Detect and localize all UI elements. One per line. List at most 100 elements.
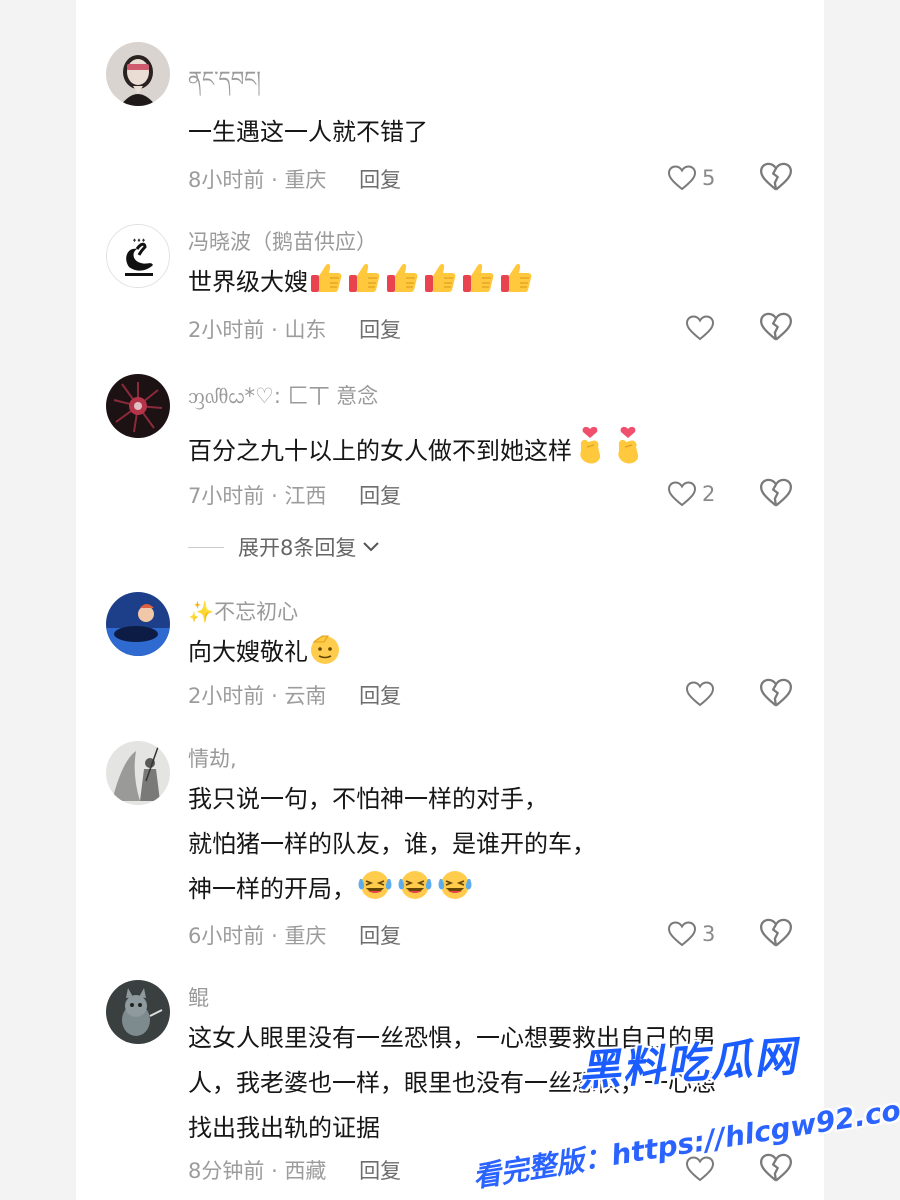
- dislike-button[interactable]: [760, 162, 792, 192]
- comment-location: 山东: [284, 318, 327, 342]
- avatar[interactable]: [106, 741, 170, 805]
- comment-text: 这女人眼里没有一丝恐惧，一心想要救出自己的男 人，我老婆也一样，眼里也没有一丝恐…: [188, 1016, 716, 1151]
- username[interactable]: 鲲: [188, 982, 209, 1012]
- comment-line: 人，我老婆也一样，眼里也没有一丝恐惧，一心想: [188, 1069, 716, 1097]
- separator: ·: [271, 318, 278, 342]
- comment-meta: 8小时前 · 重庆 回复: [188, 164, 401, 194]
- heart-icon: [668, 481, 696, 507]
- comment-line: 我只说一句，不怕神一样的对手，: [188, 785, 548, 813]
- avatar[interactable]: [106, 980, 170, 1044]
- comment-line-text: 向大嫂敬礼: [188, 638, 308, 666]
- username[interactable]: 冯晓波（鹅苗供应）: [188, 226, 377, 256]
- comment-meta: 7小时前 · 江西 回复: [188, 480, 401, 510]
- comment-location: 西藏: [284, 1159, 327, 1183]
- reply-button[interactable]: 回复: [359, 484, 401, 508]
- comment-list: ནང་དབང། 一生遇这一人就不错了 8小时前 · 重庆 回复 5 ♦♦♦ 冯晓…: [76, 0, 824, 1200]
- separator: ·: [271, 168, 278, 192]
- reply-button[interactable]: 回复: [359, 684, 401, 708]
- broken-heart-icon: [760, 918, 792, 947]
- salute-face-emoji: [308, 632, 342, 681]
- comment-line: 世界级大嫂: [188, 260, 536, 311]
- heart-icon: [686, 1156, 714, 1182]
- comment-text: 我只说一句，不怕神一样的对手， 就怕猪一样的队友，谁，是谁开的车， 神一样的开局…: [188, 777, 596, 918]
- separator: ·: [271, 924, 278, 948]
- username[interactable]: ᦀ᧞ᦲᦍ*♡: 匚丅 意念: [188, 380, 378, 410]
- reply-button[interactable]: 回复: [359, 318, 401, 342]
- svg-text:♦♦♦: ♦♦♦: [132, 238, 145, 244]
- comment-time: 2小时前: [188, 318, 265, 342]
- comment-line: 神一样的开局，: [188, 867, 596, 918]
- comment-text: 向大嫂敬礼: [188, 630, 344, 681]
- like-button[interactable]: 2: [668, 477, 748, 511]
- laugh-cry-emoji: [436, 867, 474, 918]
- comment-line: 向大嫂敬礼: [188, 630, 344, 681]
- reply-button[interactable]: 回复: [359, 924, 401, 948]
- emoji-row: [572, 426, 648, 465]
- thumbs-up-emoji: [498, 260, 534, 311]
- dislike-button[interactable]: [760, 678, 792, 708]
- heart-icon: [668, 165, 696, 191]
- separator: ·: [271, 1159, 278, 1183]
- emoji-row: [356, 871, 476, 903]
- comment-meta: 8分钟前 · 西藏 回复: [188, 1155, 401, 1185]
- thumbs-up-emoji: [422, 260, 458, 311]
- heart-icon: [686, 681, 714, 707]
- like-button[interactable]: [686, 677, 766, 711]
- comment-line: 这女人眼里没有一丝恐惧，一心想要救出自己的男: [188, 1024, 716, 1052]
- avatar[interactable]: ♦♦♦: [106, 224, 170, 288]
- broken-heart-icon: [760, 1153, 792, 1182]
- like-count: 2: [702, 482, 716, 506]
- dislike-button[interactable]: [760, 312, 792, 342]
- emoji-row: [308, 635, 344, 666]
- separator: ·: [271, 484, 278, 508]
- thumbs-up-emoji: [384, 260, 420, 311]
- dislike-button[interactable]: [760, 1153, 792, 1183]
- avatar[interactable]: [106, 592, 170, 656]
- like-button[interactable]: [686, 311, 766, 345]
- comment-time: 6小时前: [188, 924, 265, 948]
- emoji-row: [308, 264, 536, 296]
- avatar[interactable]: [106, 42, 170, 106]
- thumbs-up-emoji: [460, 260, 496, 311]
- comment-time: 7小时前: [188, 484, 265, 508]
- dislike-button[interactable]: [760, 478, 792, 508]
- expand-replies-button[interactable]: 展开8条回复: [188, 532, 380, 562]
- comment-location: 重庆: [284, 924, 327, 948]
- like-button[interactable]: [686, 1152, 766, 1186]
- laugh-cry-emoji: [396, 867, 434, 918]
- comment-meta: 6小时前 · 重庆 回复: [188, 920, 401, 950]
- separator: ·: [271, 684, 278, 708]
- thumbs-up-emoji: [308, 260, 344, 311]
- comment-text: 一生遇这一人就不错了: [188, 110, 428, 155]
- comment-line-text: 百分之九十以上的女人做不到她这样: [188, 437, 572, 465]
- divider: [188, 546, 224, 548]
- comment-location: 云南: [284, 684, 327, 708]
- broken-heart-icon: [760, 478, 792, 507]
- laugh-cry-emoji: [356, 867, 394, 918]
- finger-heart-emoji: [572, 425, 608, 480]
- comment-time: 2小时前: [188, 684, 265, 708]
- comment-line: 找出我出轨的证据: [188, 1114, 380, 1142]
- comment-line-text: 世界级大嫂: [188, 268, 308, 296]
- like-count: 5: [702, 166, 716, 190]
- reply-button[interactable]: 回复: [359, 1159, 401, 1183]
- broken-heart-icon: [760, 312, 792, 341]
- like-button[interactable]: 5: [668, 161, 748, 195]
- comment-line-text: 神一样的开局，: [188, 875, 356, 903]
- comment-line: 百分之九十以上的女人做不到她这样: [188, 425, 648, 480]
- broken-heart-icon: [760, 678, 792, 707]
- username[interactable]: ✨不忘初心: [188, 596, 298, 626]
- username[interactable]: 情劫,: [188, 743, 237, 773]
- expand-replies-label: 展开8条回复: [238, 536, 357, 560]
- username[interactable]: ནང་དབང།: [188, 56, 261, 115]
- heart-icon: [668, 921, 696, 947]
- like-button[interactable]: 3: [668, 917, 748, 951]
- chevron-down-icon: [363, 542, 380, 552]
- dislike-button[interactable]: [760, 918, 792, 948]
- avatar[interactable]: [106, 374, 170, 438]
- reply-button[interactable]: 回复: [359, 168, 401, 192]
- comment-location: 重庆: [284, 168, 327, 192]
- thumbs-up-emoji: [346, 260, 382, 311]
- comment-time: 8小时前: [188, 168, 265, 192]
- like-count: 3: [702, 922, 716, 946]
^^^^
> [Exercise prompt] Copy out, word for word, everything from the line containing "- dislike-button[interactable]: [760, 162, 792, 192]" down to the line containing "- reply-button[interactable]: 回复: [359, 684, 401, 708]", including both of those lines.

> [Output below]
- dislike-button[interactable]: [760, 162, 792, 192]
- comment-location: 山东: [284, 318, 327, 342]
- avatar[interactable]: [106, 741, 170, 805]
- comment-text: 这女人眼里没有一丝恐惧，一心想要救出自己的男 人，我老婆也一样，眼里也没有一丝恐…: [188, 1016, 716, 1151]
- username[interactable]: 鲲: [188, 982, 209, 1012]
- comment-line: 人，我老婆也一样，眼里也没有一丝恐惧，一心想: [188, 1069, 716, 1097]
- separator: ·: [271, 318, 278, 342]
- comment-meta: 8小时前 · 重庆 回复: [188, 164, 401, 194]
- heart-icon: [668, 481, 696, 507]
- comment-line: 我只说一句，不怕神一样的对手，: [188, 785, 548, 813]
- avatar[interactable]: [106, 980, 170, 1044]
- comment-line-text: 向大嫂敬礼: [188, 638, 308, 666]
- username[interactable]: 冯晓波（鹅苗供应）: [188, 226, 377, 256]
- comment-meta: 7小时前 · 江西 回复: [188, 480, 401, 510]
- comment-location: 西藏: [284, 1159, 327, 1183]
- reply-button[interactable]: 回复: [359, 484, 401, 508]
- comment-list: ནང་དབང། 一生遇这一人就不错了 8小时前 · 重庆 回复 5 ♦♦♦ 冯晓…: [76, 0, 824, 1200]
- separator: ·: [271, 168, 278, 192]
- reply-button[interactable]: 回复: [359, 684, 401, 708]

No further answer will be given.